→ LISTE DES TÂCHES:
(a) Répondez à ces trois questions à partir du texte sur le spatial dans la guerre en Ukraine :
(i) Depuis quelle date la guerre sévit-elle en Ukraine ?
(ii) Quelle est la profession d'Arthur Sauzay ?
(iii) Depuis quel conflit l'espace joue-t-il un rôle majeur dans les conflits armés ?
(b) Reprenez le texte sur le spatial dans la guerre en Ukraine à la suite de sa dernière phrase, en poursuivant la réponse d'Arthur Sauzay.

→ TEXTE DU DOCUMENT:
:::::

De toute évidence, la guerre qui sévit en Ukraine depuis le 24 février est avant tout une guerre terrestre. L’invasion russe, les destructions matérielles et les pertes humaines n’en sont que quelques exemples. Mais la place du spatial dans ce conflit ne doit pas être sous-estimée. Son rôle dans le suivi des avancées des troupes russes et dans la découverte de crimes de guerre, voire plus largement dans la contestation de l’ordre multilatéral qui a ordonné l’espace jusque là, est considérable. Arthur Sauzay, avocat et contributeur à l'Institut Montaigne sur les questions spatiales, répond à nos questions.

La guerre en Ukraine se déroule sur plusieurs terrains : terrestre, d’abord, informationnel et technologique ensuite. On parle moins du spatial dans ce conflit. Pourtant, aussi bien pour l’attaque que pour la défense, il semble être un élément clé. Quelle est sa place dans cette guerre ?

L’espace joue depuis la première guerre du Golfe un rôle majeur dans les conflits armés. La guerre en Ukraine ne déroge pas à cette règle. Comme dans les conflits précédents, le domaine spatial permet l’observation du champ de bataille grâce à des satellites ainsi que l’établissement de télécommunications sécurisées au service des forces armées. Des cyberattaques, outils utilisés par le pouvoir russe depuis plusieurs années, ont aussi été observées au début de l’offensive russe et ont atteint cette fois l’espace : la tentative de hacking du satellite Viasat l’illustre, bien qu’on ne puisse officiellement lier cette action au Kremlin pour le moment.

:::::

→ INFORMATIONS EXTRAITES:
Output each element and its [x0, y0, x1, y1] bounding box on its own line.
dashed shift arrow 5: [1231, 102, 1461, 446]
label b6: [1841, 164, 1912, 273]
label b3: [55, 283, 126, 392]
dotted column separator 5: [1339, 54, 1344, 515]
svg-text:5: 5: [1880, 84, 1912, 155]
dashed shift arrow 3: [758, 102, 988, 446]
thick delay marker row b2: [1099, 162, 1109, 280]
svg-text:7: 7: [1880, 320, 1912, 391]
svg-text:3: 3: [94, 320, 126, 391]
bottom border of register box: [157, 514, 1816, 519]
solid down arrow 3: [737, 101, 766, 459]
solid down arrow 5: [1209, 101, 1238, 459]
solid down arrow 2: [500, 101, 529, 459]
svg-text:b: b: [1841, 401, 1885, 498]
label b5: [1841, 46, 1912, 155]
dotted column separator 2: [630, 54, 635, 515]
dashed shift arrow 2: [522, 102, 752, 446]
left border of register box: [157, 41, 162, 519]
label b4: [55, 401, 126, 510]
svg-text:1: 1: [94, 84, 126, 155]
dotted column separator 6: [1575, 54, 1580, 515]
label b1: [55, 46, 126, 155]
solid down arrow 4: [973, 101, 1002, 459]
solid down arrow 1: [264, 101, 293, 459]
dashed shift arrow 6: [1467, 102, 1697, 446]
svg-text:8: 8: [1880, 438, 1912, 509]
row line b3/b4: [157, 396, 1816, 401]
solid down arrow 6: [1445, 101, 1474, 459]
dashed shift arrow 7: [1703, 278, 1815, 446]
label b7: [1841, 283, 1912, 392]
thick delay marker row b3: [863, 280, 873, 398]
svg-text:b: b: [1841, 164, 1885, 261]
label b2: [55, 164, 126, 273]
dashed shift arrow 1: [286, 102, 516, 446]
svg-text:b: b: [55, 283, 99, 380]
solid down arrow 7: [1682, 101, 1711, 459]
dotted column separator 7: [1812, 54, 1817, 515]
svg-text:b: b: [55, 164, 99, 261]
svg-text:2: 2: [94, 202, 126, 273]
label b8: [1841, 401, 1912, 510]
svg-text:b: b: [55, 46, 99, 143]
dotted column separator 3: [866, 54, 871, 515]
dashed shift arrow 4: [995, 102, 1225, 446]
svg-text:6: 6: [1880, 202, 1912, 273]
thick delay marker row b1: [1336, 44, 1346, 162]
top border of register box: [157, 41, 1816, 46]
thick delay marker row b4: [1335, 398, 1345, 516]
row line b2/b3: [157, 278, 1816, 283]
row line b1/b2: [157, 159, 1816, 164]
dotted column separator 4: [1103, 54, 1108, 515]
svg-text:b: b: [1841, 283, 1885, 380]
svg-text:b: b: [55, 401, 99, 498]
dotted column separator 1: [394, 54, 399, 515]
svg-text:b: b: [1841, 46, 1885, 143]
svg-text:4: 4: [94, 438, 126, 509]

:::::

→ RÉPONSES AUX TÂCHES:
(a)
(i) Depuis le 24 février.
(ii) Il est avocat.
(iii) Depuis la première guerre du Golfe.

(b)
Mais la situation actuelle met en lumière deux nouveautés majeures : d’une part, de nouveaux acteurs privés ont mis à disposition du public et des médias des informations clés, collectées par leurs propres moyens. On peut citer toutes les images satellites qui sont parues dans la presse, montrant l’avancée des forces russes vers Kyiv en février et mars, et notamment la fameuse colonne de blindés. On peut aussi citer les images encore plus tragiques, témoignages des crimes de guerre qui auraient été perpétrés par les forces russes, en particulier dans la ville de Boutcha. De telles images existaient déjà par le passé. Cependant, elles étaient dans les mains des États, qui décidaient seuls de les exposer aux yeux du grand public. C’est là une des différences centrales avec l’arrivée de ces nouveaux acteurs privés : la capacité à générer un débat public qui n’aurait pas nécessairement eu lieu, faute de preuves. Elles vont nourrir la justice internationale qui se met en mouvement pour juger les crimes de guerre commis.

La place de l’information en temps de guerre connaît un tournant avec l’invasion de l’Ukraine.

D’autre part, la place de l’information en temps de guerre connaît un tournant avec l’invasion de l’Ukraine. Cette observation dépasse le simple cadre spatial. Mais le conflit russo-ukrainien s’apparente bel et bien à une guerre connectée d’un genre nouveau. Le spatial y joue un rôle crucial en permettant la connexion et le partage d’informations en direct, tant par les gouvernements que par les soldats et les civils eux-mêmes. Là encore, les acteurs privés jouent un rôle nouveau et important.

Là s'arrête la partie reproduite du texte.